Task input:
· · · · ·

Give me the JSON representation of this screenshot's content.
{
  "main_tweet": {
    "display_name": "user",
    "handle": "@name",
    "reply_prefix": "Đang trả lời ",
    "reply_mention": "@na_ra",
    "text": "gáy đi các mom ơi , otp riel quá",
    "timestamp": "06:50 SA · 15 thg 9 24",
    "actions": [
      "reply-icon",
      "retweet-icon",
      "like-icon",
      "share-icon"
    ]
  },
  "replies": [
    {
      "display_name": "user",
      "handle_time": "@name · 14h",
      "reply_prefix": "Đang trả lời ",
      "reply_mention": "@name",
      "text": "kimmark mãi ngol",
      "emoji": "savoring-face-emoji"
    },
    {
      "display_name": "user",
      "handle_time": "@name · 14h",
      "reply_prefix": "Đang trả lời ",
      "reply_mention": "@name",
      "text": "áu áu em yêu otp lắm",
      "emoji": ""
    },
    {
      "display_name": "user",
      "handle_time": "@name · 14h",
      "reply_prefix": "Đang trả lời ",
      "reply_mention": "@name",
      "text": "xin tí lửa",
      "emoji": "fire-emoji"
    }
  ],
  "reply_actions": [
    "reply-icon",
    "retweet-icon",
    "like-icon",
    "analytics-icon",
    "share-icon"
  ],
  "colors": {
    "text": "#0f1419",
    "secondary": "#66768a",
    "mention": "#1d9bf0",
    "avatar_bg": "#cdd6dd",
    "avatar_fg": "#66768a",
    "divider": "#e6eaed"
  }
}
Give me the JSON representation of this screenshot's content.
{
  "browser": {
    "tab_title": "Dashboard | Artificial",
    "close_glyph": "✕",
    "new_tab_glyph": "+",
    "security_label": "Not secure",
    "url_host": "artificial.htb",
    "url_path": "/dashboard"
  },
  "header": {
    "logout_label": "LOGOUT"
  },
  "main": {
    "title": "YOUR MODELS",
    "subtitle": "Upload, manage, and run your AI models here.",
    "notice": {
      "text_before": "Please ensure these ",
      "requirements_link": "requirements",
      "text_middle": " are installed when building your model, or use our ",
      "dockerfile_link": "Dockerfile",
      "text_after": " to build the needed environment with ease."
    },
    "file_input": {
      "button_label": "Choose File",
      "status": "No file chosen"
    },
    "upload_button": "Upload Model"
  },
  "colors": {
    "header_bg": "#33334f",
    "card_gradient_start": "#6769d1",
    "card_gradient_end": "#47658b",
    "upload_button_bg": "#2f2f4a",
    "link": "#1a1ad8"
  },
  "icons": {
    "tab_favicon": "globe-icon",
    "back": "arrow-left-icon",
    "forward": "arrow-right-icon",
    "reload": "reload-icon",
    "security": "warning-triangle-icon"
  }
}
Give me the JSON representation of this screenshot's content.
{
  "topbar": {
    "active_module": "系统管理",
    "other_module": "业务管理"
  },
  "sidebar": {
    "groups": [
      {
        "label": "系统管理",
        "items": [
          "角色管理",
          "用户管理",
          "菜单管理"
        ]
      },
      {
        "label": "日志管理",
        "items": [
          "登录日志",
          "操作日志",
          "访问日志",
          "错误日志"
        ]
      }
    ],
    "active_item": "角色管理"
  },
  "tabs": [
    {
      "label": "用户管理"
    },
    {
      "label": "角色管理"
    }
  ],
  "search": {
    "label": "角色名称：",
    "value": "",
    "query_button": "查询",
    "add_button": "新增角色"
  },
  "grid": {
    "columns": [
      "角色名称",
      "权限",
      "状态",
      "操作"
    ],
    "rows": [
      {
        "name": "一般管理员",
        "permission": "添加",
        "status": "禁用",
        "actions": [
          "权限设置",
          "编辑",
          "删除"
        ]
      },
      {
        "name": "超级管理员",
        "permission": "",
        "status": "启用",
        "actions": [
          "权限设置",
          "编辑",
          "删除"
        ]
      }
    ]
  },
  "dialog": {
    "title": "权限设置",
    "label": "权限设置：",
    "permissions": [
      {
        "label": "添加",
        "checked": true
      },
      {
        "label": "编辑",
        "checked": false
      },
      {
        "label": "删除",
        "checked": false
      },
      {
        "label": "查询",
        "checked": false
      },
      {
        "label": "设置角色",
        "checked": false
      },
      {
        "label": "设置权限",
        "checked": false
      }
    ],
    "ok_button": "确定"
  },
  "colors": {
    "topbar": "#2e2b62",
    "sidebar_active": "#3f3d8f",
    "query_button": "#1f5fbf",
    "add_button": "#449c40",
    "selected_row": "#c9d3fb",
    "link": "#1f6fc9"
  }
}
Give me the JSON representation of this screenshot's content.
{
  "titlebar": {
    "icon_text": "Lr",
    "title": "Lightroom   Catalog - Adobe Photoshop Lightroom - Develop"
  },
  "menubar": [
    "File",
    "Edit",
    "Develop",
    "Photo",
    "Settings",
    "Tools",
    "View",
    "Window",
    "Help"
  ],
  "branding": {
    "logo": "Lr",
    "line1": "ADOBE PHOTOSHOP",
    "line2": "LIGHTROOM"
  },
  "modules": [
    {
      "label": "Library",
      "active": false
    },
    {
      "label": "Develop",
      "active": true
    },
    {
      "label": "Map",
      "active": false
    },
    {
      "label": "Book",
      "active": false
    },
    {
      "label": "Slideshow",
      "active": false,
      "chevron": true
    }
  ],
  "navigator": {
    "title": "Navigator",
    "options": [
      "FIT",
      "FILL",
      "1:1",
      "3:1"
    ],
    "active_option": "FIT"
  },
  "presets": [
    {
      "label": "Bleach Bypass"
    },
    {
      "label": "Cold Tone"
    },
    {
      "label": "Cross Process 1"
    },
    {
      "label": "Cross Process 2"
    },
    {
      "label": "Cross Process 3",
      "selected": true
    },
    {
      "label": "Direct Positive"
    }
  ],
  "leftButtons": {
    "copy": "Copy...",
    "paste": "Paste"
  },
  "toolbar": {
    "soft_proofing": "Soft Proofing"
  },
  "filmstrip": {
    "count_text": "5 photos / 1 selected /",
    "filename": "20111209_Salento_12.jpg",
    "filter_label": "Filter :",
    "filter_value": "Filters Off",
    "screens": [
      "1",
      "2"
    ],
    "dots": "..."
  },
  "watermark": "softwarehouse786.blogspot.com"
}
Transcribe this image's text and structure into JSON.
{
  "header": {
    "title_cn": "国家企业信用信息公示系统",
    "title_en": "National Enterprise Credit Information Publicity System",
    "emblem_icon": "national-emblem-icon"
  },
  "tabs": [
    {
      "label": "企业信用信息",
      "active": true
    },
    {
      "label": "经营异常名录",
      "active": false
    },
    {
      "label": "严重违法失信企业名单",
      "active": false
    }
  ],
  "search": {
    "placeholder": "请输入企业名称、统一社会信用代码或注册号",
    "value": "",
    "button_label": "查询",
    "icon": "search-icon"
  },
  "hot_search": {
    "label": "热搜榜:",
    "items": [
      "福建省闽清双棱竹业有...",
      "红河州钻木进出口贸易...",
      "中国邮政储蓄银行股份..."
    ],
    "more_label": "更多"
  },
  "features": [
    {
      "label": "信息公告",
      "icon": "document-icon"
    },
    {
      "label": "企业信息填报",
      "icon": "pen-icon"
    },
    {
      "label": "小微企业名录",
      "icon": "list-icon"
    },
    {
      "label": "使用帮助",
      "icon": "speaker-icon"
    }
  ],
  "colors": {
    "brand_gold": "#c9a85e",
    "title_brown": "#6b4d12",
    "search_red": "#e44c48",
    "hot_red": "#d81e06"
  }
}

· · · · ·

Aim:
Every record above should be output exactly.

Worked answer:
Give me the JSON representation of this screenshot's content.
{
  "main_tweet": {
    "display_name": "user",
    "handle": "@name",
    "reply_prefix": "Đang trả lời ",
    "reply_mention": "@na_ra",
    "text": "gáy đi các mom ơi , otp riel quá",
    "timestamp": "06:50 SA · 15 thg 9 24",
    "actions": [
      "reply-icon",
      "retweet-icon",
      "like-icon",
      "share-icon"
    ]
  },
  "replies": [
    {
      "display_name": "user",
      "handle_time": "@name · 14h",
      "reply_prefix": "Đang trả lời ",
      "reply_mention": "@name",
      "text": "kimmark mãi ngol",
      "emoji": "savoring-face-emoji"
    },
    {
      "display_name": "user",
      "handle_time": "@name · 14h",
      "reply_prefix": "Đang trả lời ",
      "reply_mention": "@name",
      "text": "áu áu em yêu otp lắm",
      "emoji": ""
    },
    {
      "display_name": "user",
      "handle_time": "@name · 14h",
      "reply_prefix": "Đang trả lời ",
      "reply_mention": "@name",
      "text": "xin tí lửa",
      "emoji": "fire-emoji"
    }
  ],
  "reply_actions": [
    "reply-icon",
    "retweet-icon",
    "like-icon",
    "analytics-icon",
    "share-icon"
  ],
  "colors": {
    "text": "#0f1419",
    "secondary": "#66768a",
    "mention": "#1d9bf0",
    "avatar_bg": "#cdd6dd",
    "avatar_fg": "#66768a",
    "divider": "#e6eaed"
  }
}
Give me the JSON representation of this screenshot's content.
{
  "browser": {
    "tab_title": "Dashboard | Artificial",
    "close_glyph": "✕",
    "new_tab_glyph": "+",
    "security_label": "Not secure",
    "url_host": "artificial.htb",
    "url_path": "/dashboard"
  },
  "header": {
    "logout_label": "LOGOUT"
  },
  "main": {
    "title": "YOUR MODELS",
    "subtitle": "Upload, manage, and run your AI models here.",
    "notice": {
      "text_before": "Please ensure these ",
      "requirements_link": "requirements",
      "text_middle": " are installed when building your model, or use our ",
      "dockerfile_link": "Dockerfile",
      "text_after": " to build the needed environment with ease."
    },
    "file_input": {
      "button_label": "Choose File",
      "status": "No file chosen"
    },
    "upload_button": "Upload Model"
  },
  "colors": {
    "header_bg": "#33334f",
    "card_gradient_start": "#6769d1",
    "card_gradient_end": "#47658b",
    "upload_button_bg": "#2f2f4a",
    "link": "#1a1ad8"
  },
  "icons": {
    "tab_favicon": "globe-icon",
    "back": "arrow-left-icon",
    "forward": "arrow-right-icon",
    "reload": "reload-icon",
    "security": "warning-triangle-icon"
  }
}
Give me the JSON representation of this screenshot's content.
{
  "topbar": {
    "active_module": "系统管理",
    "other_module": "业务管理"
  },
  "sidebar": {
    "groups": [
      {
        "label": "系统管理",
        "items": [
          "角色管理",
          "用户管理",
          "菜单管理"
        ]
      },
      {
        "label": "日志管理",
        "items": [
          "登录日志",
          "操作日志",
          "访问日志",
          "错误日志"
        ]
      }
    ],
    "active_item": "角色管理"
  },
  "tabs": [
    {
      "label": "用户管理"
    },
    {
      "label": "角色管理"
    }
  ],
  "search": {
    "label": "角色名称：",
    "value": "",
    "query_button": "查询",
    "add_button": "新增角色"
  },
  "grid": {
    "columns": [
      "角色名称",
      "权限",
      "状态",
      "操作"
    ],
    "rows": [
      {
        "name": "一般管理员",
        "permission": "添加",
        "status": "禁用",
        "actions": [
          "权限设置",
          "编辑",
          "删除"
        ]
      },
      {
        "name": "超级管理员",
        "permission": "",
        "status": "启用",
        "actions": [
          "权限设置",
          "编辑",
          "删除"
        ]
      }
    ]
  },
  "dialog": {
    "title": "权限设置",
    "label": "权限设置：",
    "permissions": [
      {
        "label": "添加",
        "checked": true
      },
      {
        "label": "编辑",
        "checked": false
      },
      {
        "label": "删除",
        "checked": false
      },
      {
        "label": "查询",
        "checked": false
      },
      {
        "label": "设置角色",
        "checked": false
      },
      {
        "label": "设置权限",
        "checked": false
      }
    ],
    "ok_button": "确定"
  },
  "colors": {
    "topbar": "#2e2b62",
    "sidebar_active": "#3f3d8f",
    "query_button": "#1f5fbf",
    "add_button": "#449c40",
    "selected_row": "#c9d3fb",
    "link": "#1f6fc9"
  }
}
Give me the JSON representation of this screenshot's content.
{
  "titlebar": {
    "icon_text": "Lr",
    "title": "Lightroom   Catalog - Adobe Photoshop Lightroom - Develop"
  },
  "menubar": [
    "File",
    "Edit",
    "Develop",
    "Photo",
    "Settings",
    "Tools",
    "View",
    "Window",
    "Help"
  ],
  "branding": {
    "logo": "Lr",
    "line1": "ADOBE PHOTOSHOP",
    "line2": "LIGHTROOM"
  },
  "modules": [
    {
      "label": "Library",
      "active": false
    },
    {
      "label": "Develop",
      "active": true
    },
    {
      "label": "Map",
      "active": false
    },
    {
      "label": "Book",
      "active": false
    },
    {
      "label": "Slideshow",
      "active": false,
      "chevron": true
    }
  ],
  "navigator": {
    "title": "Navigator",
    "options": [
      "FIT",
      "FILL",
      "1:1",
      "3:1"
    ],
    "active_option": "FIT"
  },
  "presets": [
    {
      "label": "Bleach Bypass"
    },
    {
      "label": "Cold Tone"
    },
    {
      "label": "Cross Process 1"
    },
    {
      "label": "Cross Process 2"
    },
    {
      "label": "Cross Process 3",
      "selected": true
    },
    {
      "label": "Direct Positive"
    }
  ],
  "leftButtons": {
    "copy": "Copy...",
    "paste": "Paste"
  },
  "toolbar": {
    "soft_proofing": "Soft Proofing"
  },
  "filmstrip": {
    "count_text": "5 photos / 1 selected /",
    "filename": "20111209_Salento_12.jpg",
    "filter_label": "Filter :",
    "filter_value": "Filters Off",
    "screens": [
      "1",
      "2"
    ],
    "dots": "..."
  },
  "watermark": "softwarehouse786.blogspot.com"
}
Transcribe this image's text and structure into JSON.
{
  "header": {
    "title_cn": "国家企业信用信息公示系统",
    "title_en": "National Enterprise Credit Information Publicity System",
    "emblem_icon": "national-emblem-icon"
  },
  "tabs": [
    {
      "label": "企业信用信息",
      "active": true
    },
    {
      "label": "经营异常名录",
      "active": false
    },
    {
      "label": "严重违法失信企业名单",
      "active": false
    }
  ],
  "search": {
    "placeholder": "请输入企业名称、统一社会信用代码或注册号",
    "value": "",
    "button_label": "查询",
    "icon": "search-icon"
  },
  "hot_search": {
    "label": "热搜榜:",
    "items": [
      "福建省闽清双棱竹业有...",
      "红河州钻木进出口贸易...",
      "中国邮政储蓄银行股份..."
    ],
    "more_label": "更多"
  },
  "features": [
    {
      "label": "信息公告",
      "icon": "document-icon"
    },
    {
      "label": "企业信息填报",
      "icon": "pen-icon"
    },
    {
      "label": "小微企业名录",
      "icon": "list-icon"
    },
    {
      "label": "使用帮助",
      "icon": "speaker-icon"
    }
  ],
  "colors": {
    "brand_gold": "#c9a85e",
    "title_brown": "#6b4d12",
    "search_red": "#e44c48",
    "hot_red": "#d81e06"
  }
}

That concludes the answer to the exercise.